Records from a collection
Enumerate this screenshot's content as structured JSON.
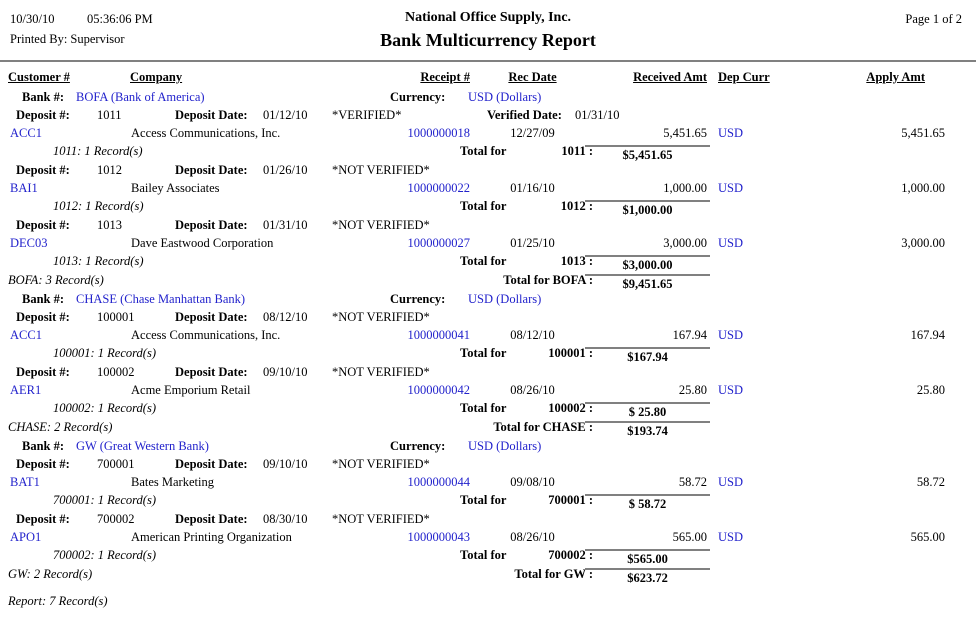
{
  "header": {
    "date": "10/30/10",
    "time": "05:36:06 PM",
    "printed_by": "Printed By: Supervisor",
    "company": "National Office Supply, Inc.",
    "title": "Bank Multicurrency Report",
    "page": "Page 1 of 2"
  },
  "columns": {
    "customer": "Customer #",
    "company": "Company",
    "receipt": "Receipt #",
    "rec_date": "Rec Date",
    "received_amt": "Received Amt",
    "dep_curr": "Dep Curr",
    "apply_amt": "Apply Amt"
  },
  "labels": {
    "bank": "Bank #:",
    "currency": "Currency:",
    "deposit": "Deposit #:",
    "deposit_date": "Deposit Date:",
    "verified_date": "Verified Date:",
    "total_for": "Total for"
  },
  "colors": {
    "link": "#2222CC",
    "rule": "#808080"
  },
  "banks": [
    {
      "name": "BOFA (Bank of America)",
      "currency": "USD (Dollars)",
      "deposits": [
        {
          "number": "1011",
          "date": "01/12/10",
          "status": "*VERIFIED*",
          "verified": "01/31/10",
          "receipts": [
            {
              "customer": "ACC1",
              "company": "Access Communications, Inc.",
              "receipt": "1000000018",
              "rec_date": "12/27/09",
              "received": "5,451.65",
              "curr": "USD",
              "apply": "5,451.65"
            }
          ],
          "records": "1011: 1 Record(s)",
          "total_number": "1011 :",
          "total": "$5,451.65"
        },
        {
          "number": "1012",
          "date": "01/26/10",
          "status": "*NOT VERIFIED*",
          "receipts": [
            {
              "customer": "BAI1",
              "company": "Bailey Associates",
              "receipt": "1000000022",
              "rec_date": "01/16/10",
              "received": "1,000.00",
              "curr": "USD",
              "apply": "1,000.00"
            }
          ],
          "records": "1012: 1 Record(s)",
          "total_number": "1012 :",
          "total": "$1,000.00"
        },
        {
          "number": "1013",
          "date": "01/31/10",
          "status": "*NOT VERIFIED*",
          "receipts": [
            {
              "customer": "DEC03",
              "company": "Dave Eastwood Corporation",
              "receipt": "1000000027",
              "rec_date": "01/25/10",
              "received": "3,000.00",
              "curr": "USD",
              "apply": "3,000.00"
            }
          ],
          "records": "1013: 1 Record(s)",
          "total_number": "1013 :",
          "total": "$3,000.00"
        }
      ],
      "records": "BOFA: 3 Record(s)",
      "total_label": "Total for BOFA :",
      "total": "$9,451.65"
    },
    {
      "name": "CHASE (Chase Manhattan Bank)",
      "currency": "USD (Dollars)",
      "deposits": [
        {
          "number": "100001",
          "date": "08/12/10",
          "status": "*NOT VERIFIED*",
          "receipts": [
            {
              "customer": "ACC1",
              "company": "Access Communications, Inc.",
              "receipt": "1000000041",
              "rec_date": "08/12/10",
              "received": "167.94",
              "curr": "USD",
              "apply": "167.94"
            }
          ],
          "records": "100001: 1 Record(s)",
          "total_number": "100001 :",
          "total": "$167.94"
        },
        {
          "number": "100002",
          "date": "09/10/10",
          "status": "*NOT VERIFIED*",
          "receipts": [
            {
              "customer": "AER1",
              "company": "Acme Emporium Retail",
              "receipt": "1000000042",
              "rec_date": "08/26/10",
              "received": "25.80",
              "curr": "USD",
              "apply": "25.80"
            }
          ],
          "records": "100002: 1 Record(s)",
          "total_number": "100002 :",
          "total": "$ 25.80"
        }
      ],
      "records": "CHASE: 2 Record(s)",
      "total_label": "Total for CHASE :",
      "total": "$193.74"
    },
    {
      "name": "GW (Great Western Bank)",
      "currency": "USD (Dollars)",
      "deposits": [
        {
          "number": "700001",
          "date": "09/10/10",
          "status": "*NOT VERIFIED*",
          "receipts": [
            {
              "customer": "BAT1",
              "company": "Bates Marketing",
              "receipt": "1000000044",
              "rec_date": "09/08/10",
              "received": "58.72",
              "curr": "USD",
              "apply": "58.72"
            }
          ],
          "records": "700001: 1 Record(s)",
          "total_number": "700001 :",
          "total": "$ 58.72"
        },
        {
          "number": "700002",
          "date": "08/30/10",
          "status": "*NOT VERIFIED*",
          "receipts": [
            {
              "customer": "APO1",
              "company": "American Printing Organization",
              "receipt": "1000000043",
              "rec_date": "08/26/10",
              "received": "565.00",
              "curr": "USD",
              "apply": "565.00"
            }
          ],
          "records": "700002: 1 Record(s)",
          "total_number": "700002 :",
          "total": "$565.00"
        }
      ],
      "records": "GW: 2 Record(s)",
      "total_label": "Total for GW :",
      "total": "$623.72"
    }
  ],
  "footer": {
    "records": "Report: 7 Record(s)"
  }
}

▶ **Task prompt**: Using the data above, print every line exactly, omitting pictures.

▶ **Result of the task**:
Enumerate this screenshot's content as structured JSON.
{
  "header": {
    "date": "10/30/10",
    "time": "05:36:06 PM",
    "printed_by": "Printed By: Supervisor",
    "company": "National Office Supply, Inc.",
    "title": "Bank Multicurrency Report",
    "page": "Page 1 of 2"
  },
  "columns": {
    "customer": "Customer #",
    "company": "Company",
    "receipt": "Receipt #",
    "rec_date": "Rec Date",
    "received_amt": "Received Amt",
    "dep_curr": "Dep Curr",
    "apply_amt": "Apply Amt"
  },
  "labels": {
    "bank": "Bank #:",
    "currency": "Currency:",
    "deposit": "Deposit #:",
    "deposit_date": "Deposit Date:",
    "verified_date": "Verified Date:",
    "total_for": "Total for"
  },
  "colors": {
    "link": "#2222CC",
    "rule": "#808080"
  },
  "banks": [
    {
      "name": "BOFA (Bank of America)",
      "currency": "USD (Dollars)",
      "deposits": [
        {
          "number": "1011",
          "date": "01/12/10",
          "status": "*VERIFIED*",
          "verified": "01/31/10",
          "receipts": [
            {
              "customer": "ACC1",
              "company": "Access Communications, Inc.",
              "receipt": "1000000018",
              "rec_date": "12/27/09",
              "received": "5,451.65",
              "curr": "USD",
              "apply": "5,451.65"
            }
          ],
          "records": "1011: 1 Record(s)",
          "total_number": "1011 :",
          "total": "$5,451.65"
        },
        {
          "number": "1012",
          "date": "01/26/10",
          "status": "*NOT VERIFIED*",
          "receipts": [
            {
              "customer": "BAI1",
              "company": "Bailey Associates",
              "receipt": "1000000022",
              "rec_date": "01/16/10",
              "received": "1,000.00",
              "curr": "USD",
              "apply": "1,000.00"
            }
          ],
          "records": "1012: 1 Record(s)",
          "total_number": "1012 :",
          "total": "$1,000.00"
        },
        {
          "number": "1013",
          "date": "01/31/10",
          "status": "*NOT VERIFIED*",
          "receipts": [
            {
              "customer": "DEC03",
              "company": "Dave Eastwood Corporation",
              "receipt": "1000000027",
              "rec_date": "01/25/10",
              "received": "3,000.00",
              "curr": "USD",
              "apply": "3,000.00"
            }
          ],
          "records": "1013: 1 Record(s)",
          "total_number": "1013 :",
          "total": "$3,000.00"
        }
      ],
      "records": "BOFA: 3 Record(s)",
      "total_label": "Total for BOFA :",
      "total": "$9,451.65"
    },
    {
      "name": "CHASE (Chase Manhattan Bank)",
      "currency": "USD (Dollars)",
      "deposits": [
        {
          "number": "100001",
          "date": "08/12/10",
          "status": "*NOT VERIFIED*",
          "receipts": [
            {
              "customer": "ACC1",
              "company": "Access Communications, Inc.",
              "receipt": "1000000041",
              "rec_date": "08/12/10",
              "received": "167.94",
              "curr": "USD",
              "apply": "167.94"
            }
          ],
          "records": "100001: 1 Record(s)",
          "total_number": "100001 :",
          "total": "$167.94"
        },
        {
          "number": "100002",
          "date": "09/10/10",
          "status": "*NOT VERIFIED*",
          "receipts": [
            {
              "customer": "AER1",
              "company": "Acme Emporium Retail",
              "receipt": "1000000042",
              "rec_date": "08/26/10",
              "received": "25.80",
              "curr": "USD",
              "apply": "25.80"
            }
          ],
          "records": "100002: 1 Record(s)",
          "total_number": "100002 :",
          "total": "$ 25.80"
        }
      ],
      "records": "CHASE: 2 Record(s)",
      "total_label": "Total for CHASE :",
      "total": "$193.74"
    },
    {
      "name": "GW (Great Western Bank)",
      "currency": "USD (Dollars)",
      "deposits": [
        {
          "number": "700001",
          "date": "09/10/10",
          "status": "*NOT VERIFIED*",
          "receipts": [
            {
              "customer": "BAT1",
              "company": "Bates Marketing",
              "receipt": "1000000044",
              "rec_date": "09/08/10",
              "received": "58.72",
              "curr": "USD",
              "apply": "58.72"
            }
          ],
          "records": "700001: 1 Record(s)",
          "total_number": "700001 :",
          "total": "$ 58.72"
        },
        {
          "number": "700002",
          "date": "08/30/10",
          "status": "*NOT VERIFIED*",
          "receipts": [
            {
              "customer": "APO1",
              "company": "American Printing Organization",
              "receipt": "1000000043",
              "rec_date": "08/26/10",
              "received": "565.00",
              "curr": "USD",
              "apply": "565.00"
            }
          ],
          "records": "700002: 1 Record(s)",
          "total_number": "700002 :",
          "total": "$565.00"
        }
      ],
      "records": "GW: 2 Record(s)",
      "total_label": "Total for GW :",
      "total": "$623.72"
    }
  ],
  "footer": {
    "records": "Report: 7 Record(s)"
  }
}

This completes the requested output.